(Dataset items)
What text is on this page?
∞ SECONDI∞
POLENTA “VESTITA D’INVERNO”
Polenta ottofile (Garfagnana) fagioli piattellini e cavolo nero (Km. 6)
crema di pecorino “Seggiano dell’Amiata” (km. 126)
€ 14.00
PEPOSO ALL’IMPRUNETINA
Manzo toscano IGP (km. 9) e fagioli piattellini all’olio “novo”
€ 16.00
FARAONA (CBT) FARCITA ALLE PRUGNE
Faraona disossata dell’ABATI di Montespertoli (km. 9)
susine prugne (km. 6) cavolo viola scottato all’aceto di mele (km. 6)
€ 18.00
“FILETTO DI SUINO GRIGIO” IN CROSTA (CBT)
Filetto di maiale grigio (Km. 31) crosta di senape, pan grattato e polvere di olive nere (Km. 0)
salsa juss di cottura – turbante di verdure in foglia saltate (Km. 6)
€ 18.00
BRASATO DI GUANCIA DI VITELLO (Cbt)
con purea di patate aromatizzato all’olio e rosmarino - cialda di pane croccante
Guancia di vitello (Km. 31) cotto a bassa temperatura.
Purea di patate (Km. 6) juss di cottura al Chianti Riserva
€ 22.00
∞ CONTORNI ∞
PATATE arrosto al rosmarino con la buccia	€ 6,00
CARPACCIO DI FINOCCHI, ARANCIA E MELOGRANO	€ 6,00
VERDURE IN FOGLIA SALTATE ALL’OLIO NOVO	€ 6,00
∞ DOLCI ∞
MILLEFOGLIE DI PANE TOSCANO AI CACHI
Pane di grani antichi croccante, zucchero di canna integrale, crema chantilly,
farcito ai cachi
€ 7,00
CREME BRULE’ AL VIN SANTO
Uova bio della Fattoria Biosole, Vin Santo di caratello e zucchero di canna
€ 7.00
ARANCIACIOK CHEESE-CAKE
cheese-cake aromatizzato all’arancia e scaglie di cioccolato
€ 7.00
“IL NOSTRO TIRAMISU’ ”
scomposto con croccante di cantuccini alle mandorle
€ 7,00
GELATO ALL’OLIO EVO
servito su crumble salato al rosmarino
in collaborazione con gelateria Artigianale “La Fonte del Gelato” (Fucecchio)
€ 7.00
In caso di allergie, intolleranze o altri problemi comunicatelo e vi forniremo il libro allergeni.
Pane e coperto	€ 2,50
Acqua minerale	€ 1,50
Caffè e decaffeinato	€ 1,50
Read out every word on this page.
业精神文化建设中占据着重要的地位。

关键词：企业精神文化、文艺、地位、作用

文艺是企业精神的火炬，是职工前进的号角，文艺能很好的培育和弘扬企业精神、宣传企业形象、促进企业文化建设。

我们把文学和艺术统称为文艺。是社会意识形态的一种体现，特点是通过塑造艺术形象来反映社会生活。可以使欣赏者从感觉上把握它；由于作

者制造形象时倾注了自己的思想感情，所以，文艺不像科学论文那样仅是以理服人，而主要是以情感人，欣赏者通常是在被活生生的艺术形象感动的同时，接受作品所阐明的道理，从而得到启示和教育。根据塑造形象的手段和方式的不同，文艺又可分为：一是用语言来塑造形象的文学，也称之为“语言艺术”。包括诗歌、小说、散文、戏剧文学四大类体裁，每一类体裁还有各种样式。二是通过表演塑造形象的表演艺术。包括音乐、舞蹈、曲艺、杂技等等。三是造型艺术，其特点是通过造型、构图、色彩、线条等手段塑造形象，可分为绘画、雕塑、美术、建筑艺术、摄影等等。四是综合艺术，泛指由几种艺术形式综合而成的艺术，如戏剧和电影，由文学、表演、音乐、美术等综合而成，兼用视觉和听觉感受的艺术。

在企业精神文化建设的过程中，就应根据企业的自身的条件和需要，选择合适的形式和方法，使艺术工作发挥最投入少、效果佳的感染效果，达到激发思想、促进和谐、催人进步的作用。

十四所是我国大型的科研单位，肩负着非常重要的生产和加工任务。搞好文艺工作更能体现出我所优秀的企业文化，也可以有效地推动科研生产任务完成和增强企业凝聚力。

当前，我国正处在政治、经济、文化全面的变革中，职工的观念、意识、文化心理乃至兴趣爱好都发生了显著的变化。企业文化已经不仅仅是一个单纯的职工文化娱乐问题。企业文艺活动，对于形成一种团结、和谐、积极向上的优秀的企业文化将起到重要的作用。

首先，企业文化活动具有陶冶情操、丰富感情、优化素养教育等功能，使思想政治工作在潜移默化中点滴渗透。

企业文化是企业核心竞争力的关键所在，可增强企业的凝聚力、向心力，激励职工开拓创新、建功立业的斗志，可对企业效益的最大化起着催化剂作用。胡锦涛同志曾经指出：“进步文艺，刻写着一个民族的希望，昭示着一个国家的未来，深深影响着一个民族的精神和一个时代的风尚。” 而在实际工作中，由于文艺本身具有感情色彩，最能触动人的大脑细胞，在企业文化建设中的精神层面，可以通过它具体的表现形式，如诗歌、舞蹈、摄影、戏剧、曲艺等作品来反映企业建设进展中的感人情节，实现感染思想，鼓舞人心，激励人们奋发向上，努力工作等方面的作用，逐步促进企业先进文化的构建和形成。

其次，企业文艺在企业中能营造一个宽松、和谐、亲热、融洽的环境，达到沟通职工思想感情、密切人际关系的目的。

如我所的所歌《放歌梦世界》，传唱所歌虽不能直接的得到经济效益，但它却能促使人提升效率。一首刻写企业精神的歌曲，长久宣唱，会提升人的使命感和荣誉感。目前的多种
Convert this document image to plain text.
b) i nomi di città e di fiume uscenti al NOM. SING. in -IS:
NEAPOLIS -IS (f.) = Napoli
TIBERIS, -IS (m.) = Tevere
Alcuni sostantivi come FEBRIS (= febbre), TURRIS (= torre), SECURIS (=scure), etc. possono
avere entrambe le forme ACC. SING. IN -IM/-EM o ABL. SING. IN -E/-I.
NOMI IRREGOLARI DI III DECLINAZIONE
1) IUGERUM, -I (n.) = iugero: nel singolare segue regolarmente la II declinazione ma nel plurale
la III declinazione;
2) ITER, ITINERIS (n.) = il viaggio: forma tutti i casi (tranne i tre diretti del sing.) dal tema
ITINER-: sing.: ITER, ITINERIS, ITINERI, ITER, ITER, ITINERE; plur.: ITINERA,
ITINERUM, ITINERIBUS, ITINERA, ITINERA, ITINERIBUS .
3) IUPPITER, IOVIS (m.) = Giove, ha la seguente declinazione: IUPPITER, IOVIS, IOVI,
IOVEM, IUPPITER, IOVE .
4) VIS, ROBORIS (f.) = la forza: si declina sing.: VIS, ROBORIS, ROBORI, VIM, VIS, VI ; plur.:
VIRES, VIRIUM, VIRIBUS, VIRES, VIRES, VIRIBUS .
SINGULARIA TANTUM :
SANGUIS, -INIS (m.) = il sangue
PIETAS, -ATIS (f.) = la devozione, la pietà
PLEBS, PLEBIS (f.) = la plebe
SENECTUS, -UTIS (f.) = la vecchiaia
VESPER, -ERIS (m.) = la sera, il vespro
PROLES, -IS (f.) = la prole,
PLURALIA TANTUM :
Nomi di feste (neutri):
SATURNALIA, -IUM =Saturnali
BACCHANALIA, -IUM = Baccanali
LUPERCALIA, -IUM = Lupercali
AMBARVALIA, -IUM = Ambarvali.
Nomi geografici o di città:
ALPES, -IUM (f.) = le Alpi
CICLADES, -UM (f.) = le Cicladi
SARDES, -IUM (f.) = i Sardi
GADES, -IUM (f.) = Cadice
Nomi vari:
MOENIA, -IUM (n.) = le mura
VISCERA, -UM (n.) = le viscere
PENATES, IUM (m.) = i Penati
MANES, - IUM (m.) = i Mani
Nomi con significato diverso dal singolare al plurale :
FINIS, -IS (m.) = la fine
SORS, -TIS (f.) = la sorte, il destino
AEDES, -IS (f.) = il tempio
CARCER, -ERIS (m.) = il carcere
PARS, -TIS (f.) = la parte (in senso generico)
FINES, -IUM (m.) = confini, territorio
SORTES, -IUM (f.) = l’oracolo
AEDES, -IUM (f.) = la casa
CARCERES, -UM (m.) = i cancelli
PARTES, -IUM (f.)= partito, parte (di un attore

Exercise objective |
Using the records above, gather all lines where the string "parte" is present.

Written reply |
PARS, -TIS (f.) = la parte (in senso generico)
PARTES, -IUM (f.)= partito, parte (di un attore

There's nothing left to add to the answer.